### Given problem
From the entries below, copy out every line with "Last" in it.

::: Given data :::

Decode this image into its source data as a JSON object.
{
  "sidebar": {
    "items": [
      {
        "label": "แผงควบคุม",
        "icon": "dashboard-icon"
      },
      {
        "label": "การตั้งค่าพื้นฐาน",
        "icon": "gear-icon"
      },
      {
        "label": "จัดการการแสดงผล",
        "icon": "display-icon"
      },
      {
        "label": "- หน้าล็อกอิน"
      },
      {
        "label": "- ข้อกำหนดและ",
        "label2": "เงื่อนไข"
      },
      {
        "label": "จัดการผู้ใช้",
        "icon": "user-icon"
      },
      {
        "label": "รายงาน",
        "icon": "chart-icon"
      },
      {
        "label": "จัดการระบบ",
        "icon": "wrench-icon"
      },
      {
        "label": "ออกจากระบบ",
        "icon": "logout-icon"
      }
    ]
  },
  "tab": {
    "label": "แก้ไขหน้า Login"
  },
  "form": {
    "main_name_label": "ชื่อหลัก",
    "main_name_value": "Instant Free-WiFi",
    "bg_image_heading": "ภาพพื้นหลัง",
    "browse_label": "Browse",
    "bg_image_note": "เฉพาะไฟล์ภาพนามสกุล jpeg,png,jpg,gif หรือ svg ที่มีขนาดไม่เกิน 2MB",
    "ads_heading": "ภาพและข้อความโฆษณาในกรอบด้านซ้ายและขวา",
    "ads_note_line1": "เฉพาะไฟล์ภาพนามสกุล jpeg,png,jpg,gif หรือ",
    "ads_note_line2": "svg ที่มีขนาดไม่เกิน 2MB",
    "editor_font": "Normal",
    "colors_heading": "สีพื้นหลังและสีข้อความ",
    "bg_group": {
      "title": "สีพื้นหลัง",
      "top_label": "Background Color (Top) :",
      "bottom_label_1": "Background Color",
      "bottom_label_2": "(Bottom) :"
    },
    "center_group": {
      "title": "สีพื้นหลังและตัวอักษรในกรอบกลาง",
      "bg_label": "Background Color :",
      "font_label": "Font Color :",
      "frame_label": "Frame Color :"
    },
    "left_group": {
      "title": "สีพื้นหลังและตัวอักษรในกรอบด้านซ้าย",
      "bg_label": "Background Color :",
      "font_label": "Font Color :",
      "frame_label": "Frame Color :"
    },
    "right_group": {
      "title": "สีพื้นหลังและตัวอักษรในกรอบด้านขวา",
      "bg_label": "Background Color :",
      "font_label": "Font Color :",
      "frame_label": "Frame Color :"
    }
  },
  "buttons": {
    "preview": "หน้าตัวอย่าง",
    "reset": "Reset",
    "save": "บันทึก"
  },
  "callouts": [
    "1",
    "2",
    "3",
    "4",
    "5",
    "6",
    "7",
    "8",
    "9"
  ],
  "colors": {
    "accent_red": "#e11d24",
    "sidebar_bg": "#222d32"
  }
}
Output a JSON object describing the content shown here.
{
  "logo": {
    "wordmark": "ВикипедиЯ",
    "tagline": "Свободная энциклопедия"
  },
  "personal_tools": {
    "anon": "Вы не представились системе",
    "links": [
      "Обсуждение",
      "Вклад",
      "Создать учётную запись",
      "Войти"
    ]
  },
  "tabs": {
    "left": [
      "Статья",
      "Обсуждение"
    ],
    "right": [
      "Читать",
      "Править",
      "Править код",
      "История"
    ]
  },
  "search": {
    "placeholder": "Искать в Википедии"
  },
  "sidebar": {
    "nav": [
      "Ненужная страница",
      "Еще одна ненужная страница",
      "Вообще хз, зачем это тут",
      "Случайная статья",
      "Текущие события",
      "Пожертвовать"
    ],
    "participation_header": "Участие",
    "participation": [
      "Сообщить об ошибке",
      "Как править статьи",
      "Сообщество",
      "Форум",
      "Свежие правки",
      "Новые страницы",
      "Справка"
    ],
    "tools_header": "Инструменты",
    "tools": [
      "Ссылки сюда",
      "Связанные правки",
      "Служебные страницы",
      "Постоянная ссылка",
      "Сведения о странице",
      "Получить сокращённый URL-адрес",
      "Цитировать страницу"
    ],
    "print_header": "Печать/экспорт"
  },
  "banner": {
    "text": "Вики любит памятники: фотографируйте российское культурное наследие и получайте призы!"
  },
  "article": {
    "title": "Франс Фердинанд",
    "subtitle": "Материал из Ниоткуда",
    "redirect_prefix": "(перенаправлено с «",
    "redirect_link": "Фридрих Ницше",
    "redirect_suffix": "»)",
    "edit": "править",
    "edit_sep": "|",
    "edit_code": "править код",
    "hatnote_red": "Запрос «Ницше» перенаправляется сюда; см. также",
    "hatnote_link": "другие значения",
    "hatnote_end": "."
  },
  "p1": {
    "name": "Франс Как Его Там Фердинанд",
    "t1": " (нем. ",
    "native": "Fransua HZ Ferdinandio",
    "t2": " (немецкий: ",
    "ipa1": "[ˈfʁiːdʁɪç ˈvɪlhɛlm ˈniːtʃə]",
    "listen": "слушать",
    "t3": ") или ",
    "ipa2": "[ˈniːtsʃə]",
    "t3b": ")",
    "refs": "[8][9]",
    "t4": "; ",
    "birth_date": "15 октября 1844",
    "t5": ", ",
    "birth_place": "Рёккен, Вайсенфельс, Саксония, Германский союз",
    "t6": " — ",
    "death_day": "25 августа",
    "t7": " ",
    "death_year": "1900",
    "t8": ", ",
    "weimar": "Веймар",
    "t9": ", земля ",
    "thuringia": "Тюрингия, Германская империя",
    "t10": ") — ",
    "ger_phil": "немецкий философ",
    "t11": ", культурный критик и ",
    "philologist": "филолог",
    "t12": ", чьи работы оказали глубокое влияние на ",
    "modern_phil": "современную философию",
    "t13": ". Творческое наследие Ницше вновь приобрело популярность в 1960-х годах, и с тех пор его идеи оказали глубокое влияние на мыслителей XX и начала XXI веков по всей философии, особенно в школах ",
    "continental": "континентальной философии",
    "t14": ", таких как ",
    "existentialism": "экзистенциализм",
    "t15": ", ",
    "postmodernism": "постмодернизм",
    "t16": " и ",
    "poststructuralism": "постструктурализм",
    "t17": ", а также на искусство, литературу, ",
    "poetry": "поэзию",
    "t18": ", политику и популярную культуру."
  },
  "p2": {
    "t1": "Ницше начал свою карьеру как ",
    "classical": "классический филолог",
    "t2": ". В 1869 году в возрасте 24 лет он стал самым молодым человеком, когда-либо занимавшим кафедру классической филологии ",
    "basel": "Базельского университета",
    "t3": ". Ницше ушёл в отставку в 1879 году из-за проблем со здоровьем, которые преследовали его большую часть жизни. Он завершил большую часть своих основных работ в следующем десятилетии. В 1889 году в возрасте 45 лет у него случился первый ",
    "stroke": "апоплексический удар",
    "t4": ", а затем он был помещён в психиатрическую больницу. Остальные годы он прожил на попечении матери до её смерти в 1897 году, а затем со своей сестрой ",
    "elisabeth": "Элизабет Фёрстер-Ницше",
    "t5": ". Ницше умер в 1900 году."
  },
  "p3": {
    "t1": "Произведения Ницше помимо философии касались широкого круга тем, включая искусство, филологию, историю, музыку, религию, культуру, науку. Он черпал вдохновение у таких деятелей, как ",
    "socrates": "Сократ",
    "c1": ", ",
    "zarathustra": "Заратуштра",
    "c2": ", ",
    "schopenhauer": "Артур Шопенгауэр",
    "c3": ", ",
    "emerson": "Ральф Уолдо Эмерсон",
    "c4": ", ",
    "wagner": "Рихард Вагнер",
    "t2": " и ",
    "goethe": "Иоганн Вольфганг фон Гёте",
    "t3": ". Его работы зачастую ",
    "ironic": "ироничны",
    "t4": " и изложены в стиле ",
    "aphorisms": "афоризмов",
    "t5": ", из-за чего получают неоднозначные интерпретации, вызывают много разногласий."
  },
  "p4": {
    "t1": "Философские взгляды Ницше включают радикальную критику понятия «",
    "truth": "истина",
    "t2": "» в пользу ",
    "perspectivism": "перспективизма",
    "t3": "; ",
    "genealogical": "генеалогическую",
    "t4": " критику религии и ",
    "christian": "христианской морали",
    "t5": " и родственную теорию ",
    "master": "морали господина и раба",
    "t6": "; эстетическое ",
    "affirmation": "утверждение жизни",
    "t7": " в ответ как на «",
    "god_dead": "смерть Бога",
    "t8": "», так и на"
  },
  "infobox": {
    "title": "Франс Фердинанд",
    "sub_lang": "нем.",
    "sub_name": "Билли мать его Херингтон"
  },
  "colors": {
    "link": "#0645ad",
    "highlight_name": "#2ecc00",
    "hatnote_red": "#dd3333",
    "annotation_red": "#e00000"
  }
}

:::
::: Given data :::

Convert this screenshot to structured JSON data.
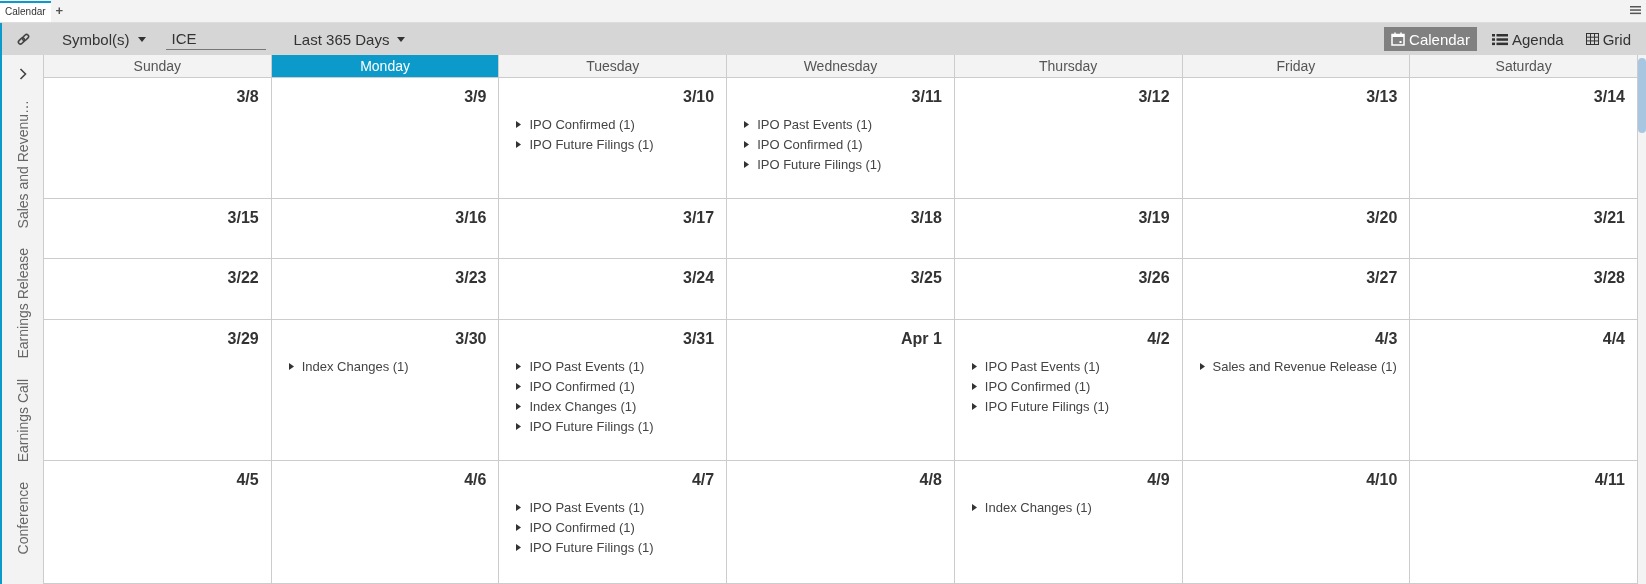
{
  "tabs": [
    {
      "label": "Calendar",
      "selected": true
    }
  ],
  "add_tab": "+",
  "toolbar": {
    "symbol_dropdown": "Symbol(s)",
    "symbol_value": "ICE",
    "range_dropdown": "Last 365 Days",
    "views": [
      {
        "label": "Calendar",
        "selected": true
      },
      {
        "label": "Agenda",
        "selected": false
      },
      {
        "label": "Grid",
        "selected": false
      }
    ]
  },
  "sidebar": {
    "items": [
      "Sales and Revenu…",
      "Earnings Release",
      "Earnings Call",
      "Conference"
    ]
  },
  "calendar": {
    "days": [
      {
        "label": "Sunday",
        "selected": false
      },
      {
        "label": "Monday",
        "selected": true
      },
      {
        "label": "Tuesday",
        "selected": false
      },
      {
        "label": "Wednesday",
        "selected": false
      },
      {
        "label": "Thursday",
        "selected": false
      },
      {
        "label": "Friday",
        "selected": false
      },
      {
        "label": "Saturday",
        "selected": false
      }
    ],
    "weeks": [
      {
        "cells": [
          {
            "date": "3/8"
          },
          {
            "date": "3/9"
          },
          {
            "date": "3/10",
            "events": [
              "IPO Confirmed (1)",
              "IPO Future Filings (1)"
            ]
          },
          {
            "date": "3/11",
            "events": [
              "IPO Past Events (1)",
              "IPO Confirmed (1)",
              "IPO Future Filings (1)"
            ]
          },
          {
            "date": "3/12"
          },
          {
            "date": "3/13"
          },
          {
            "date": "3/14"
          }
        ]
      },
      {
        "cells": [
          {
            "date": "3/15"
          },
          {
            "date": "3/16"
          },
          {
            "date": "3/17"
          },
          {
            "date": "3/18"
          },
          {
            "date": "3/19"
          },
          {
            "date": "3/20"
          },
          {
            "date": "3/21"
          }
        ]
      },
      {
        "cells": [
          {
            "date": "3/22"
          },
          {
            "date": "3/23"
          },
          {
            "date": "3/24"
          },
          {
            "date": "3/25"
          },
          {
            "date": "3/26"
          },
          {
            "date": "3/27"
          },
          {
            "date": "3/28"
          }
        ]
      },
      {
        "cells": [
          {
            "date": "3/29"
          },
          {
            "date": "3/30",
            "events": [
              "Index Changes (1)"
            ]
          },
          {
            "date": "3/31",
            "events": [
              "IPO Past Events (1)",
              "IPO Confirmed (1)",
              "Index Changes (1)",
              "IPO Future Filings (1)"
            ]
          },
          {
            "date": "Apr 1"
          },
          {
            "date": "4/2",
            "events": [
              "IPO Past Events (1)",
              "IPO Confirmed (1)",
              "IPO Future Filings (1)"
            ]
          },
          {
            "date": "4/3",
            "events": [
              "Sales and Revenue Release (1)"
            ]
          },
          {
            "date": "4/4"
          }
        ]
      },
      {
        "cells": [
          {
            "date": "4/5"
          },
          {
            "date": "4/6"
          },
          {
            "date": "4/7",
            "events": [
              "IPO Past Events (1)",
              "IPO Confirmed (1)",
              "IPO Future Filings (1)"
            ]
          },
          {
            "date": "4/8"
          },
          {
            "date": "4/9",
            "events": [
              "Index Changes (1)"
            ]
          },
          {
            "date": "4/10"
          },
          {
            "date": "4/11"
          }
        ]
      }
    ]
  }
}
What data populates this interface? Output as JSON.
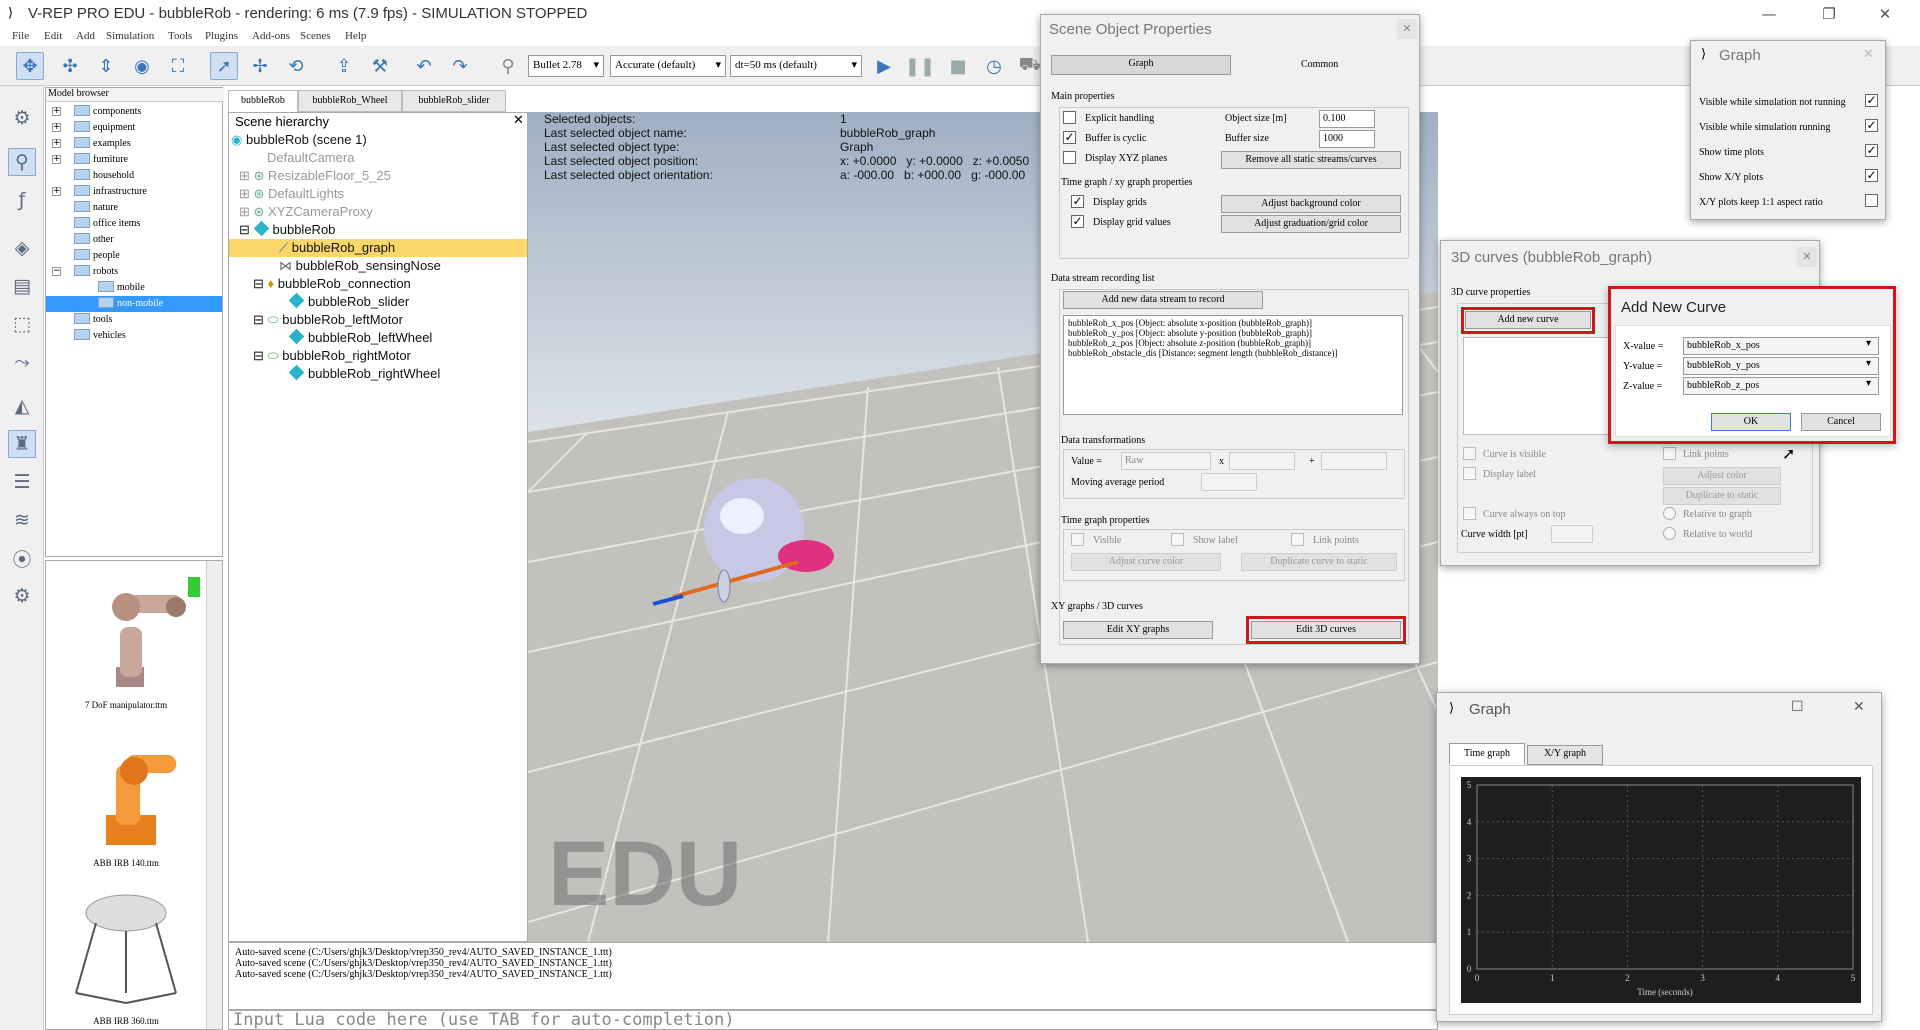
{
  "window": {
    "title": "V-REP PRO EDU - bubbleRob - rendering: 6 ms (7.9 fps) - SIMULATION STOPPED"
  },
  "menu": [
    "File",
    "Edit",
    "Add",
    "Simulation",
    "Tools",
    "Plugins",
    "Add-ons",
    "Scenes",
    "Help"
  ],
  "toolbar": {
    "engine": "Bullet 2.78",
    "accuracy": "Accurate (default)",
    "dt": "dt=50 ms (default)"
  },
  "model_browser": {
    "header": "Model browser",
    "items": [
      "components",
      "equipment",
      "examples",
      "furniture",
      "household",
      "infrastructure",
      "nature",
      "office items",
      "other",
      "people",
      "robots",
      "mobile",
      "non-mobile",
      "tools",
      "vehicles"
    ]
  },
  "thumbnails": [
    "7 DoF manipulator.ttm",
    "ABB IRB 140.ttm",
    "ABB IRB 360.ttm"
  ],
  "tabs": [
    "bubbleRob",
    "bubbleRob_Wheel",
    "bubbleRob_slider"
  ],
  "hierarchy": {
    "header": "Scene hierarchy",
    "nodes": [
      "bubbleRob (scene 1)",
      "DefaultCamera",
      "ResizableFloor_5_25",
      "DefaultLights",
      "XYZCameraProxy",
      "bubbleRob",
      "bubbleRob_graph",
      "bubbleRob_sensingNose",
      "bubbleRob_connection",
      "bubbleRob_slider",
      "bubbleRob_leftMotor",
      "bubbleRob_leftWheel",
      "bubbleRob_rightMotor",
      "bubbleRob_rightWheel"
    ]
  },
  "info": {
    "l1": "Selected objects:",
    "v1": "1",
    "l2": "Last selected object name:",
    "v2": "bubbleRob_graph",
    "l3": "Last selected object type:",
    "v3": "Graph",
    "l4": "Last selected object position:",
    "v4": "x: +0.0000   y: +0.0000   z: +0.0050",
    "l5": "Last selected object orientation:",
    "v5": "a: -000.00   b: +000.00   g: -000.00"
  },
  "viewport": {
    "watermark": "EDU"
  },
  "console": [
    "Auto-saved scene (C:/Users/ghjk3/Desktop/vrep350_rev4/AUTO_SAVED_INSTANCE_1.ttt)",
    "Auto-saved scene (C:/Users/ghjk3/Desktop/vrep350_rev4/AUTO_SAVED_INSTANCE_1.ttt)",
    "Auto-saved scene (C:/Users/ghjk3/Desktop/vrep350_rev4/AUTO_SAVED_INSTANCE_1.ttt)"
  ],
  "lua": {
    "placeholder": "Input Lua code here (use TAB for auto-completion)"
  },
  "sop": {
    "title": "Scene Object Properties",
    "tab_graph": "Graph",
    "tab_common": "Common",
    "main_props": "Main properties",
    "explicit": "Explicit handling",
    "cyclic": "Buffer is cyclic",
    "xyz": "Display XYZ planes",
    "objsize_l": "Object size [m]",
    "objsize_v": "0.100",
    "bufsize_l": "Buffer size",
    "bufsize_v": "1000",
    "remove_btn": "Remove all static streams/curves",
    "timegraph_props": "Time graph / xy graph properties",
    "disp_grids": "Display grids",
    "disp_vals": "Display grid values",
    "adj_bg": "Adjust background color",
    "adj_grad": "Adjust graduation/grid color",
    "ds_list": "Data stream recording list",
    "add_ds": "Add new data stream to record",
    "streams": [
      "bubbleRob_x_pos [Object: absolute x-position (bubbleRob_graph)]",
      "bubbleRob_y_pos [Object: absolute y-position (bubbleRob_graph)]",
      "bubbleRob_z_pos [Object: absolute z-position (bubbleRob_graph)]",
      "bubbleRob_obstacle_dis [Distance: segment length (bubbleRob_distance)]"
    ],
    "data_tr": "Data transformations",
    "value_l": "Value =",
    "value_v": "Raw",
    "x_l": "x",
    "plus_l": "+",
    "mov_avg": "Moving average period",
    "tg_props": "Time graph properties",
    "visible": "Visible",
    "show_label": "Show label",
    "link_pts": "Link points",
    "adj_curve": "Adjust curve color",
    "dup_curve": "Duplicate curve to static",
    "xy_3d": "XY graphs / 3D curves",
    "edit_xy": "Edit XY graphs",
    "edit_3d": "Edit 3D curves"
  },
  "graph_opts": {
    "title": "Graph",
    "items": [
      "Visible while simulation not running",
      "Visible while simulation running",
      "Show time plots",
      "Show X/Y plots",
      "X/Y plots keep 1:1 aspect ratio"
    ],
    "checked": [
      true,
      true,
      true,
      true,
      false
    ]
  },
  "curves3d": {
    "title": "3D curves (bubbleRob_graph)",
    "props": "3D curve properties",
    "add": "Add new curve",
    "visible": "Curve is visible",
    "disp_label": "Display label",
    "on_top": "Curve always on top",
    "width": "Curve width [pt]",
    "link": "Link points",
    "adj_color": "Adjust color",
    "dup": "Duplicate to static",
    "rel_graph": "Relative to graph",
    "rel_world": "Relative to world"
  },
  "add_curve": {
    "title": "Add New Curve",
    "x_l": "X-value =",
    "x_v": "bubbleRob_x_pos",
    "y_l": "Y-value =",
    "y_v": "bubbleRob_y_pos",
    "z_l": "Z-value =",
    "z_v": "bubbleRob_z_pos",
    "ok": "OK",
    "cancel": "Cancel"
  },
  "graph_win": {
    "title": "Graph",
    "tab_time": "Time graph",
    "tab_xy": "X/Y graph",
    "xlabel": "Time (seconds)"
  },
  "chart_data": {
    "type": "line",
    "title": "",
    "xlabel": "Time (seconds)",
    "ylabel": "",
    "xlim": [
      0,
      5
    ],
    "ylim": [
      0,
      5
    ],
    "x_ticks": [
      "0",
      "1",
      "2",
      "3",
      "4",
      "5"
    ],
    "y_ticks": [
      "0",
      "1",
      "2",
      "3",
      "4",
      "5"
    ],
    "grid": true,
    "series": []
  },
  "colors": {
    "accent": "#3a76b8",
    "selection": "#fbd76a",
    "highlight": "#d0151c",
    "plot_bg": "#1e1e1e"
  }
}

:::
::: Given data :::

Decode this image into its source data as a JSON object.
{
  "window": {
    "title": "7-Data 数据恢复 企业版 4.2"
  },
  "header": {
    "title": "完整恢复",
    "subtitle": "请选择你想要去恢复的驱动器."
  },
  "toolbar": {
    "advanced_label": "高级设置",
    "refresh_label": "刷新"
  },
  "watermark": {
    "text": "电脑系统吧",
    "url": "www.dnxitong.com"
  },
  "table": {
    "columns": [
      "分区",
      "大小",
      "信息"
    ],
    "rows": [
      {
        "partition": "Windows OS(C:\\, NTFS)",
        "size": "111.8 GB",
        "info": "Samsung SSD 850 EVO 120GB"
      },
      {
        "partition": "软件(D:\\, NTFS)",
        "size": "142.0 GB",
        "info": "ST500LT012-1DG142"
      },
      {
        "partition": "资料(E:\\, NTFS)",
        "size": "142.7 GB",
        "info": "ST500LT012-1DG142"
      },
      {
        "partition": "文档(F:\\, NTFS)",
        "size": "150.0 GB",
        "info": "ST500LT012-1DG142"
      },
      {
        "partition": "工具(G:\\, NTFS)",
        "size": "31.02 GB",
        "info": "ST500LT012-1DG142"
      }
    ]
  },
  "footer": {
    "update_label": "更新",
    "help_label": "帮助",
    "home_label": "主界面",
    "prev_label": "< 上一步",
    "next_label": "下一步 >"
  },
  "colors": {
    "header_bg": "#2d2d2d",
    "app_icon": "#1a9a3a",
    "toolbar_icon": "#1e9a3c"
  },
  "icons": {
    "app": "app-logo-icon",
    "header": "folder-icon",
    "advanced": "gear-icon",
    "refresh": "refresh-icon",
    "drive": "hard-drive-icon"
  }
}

:::

### Result
    "range_dropdown": "Last 365 Days",
    "l2": "Last selected object name:",
    "l3": "Last selected object type:",
    "l4": "Last selected object position:",
    "l5": "Last selected object orientation:",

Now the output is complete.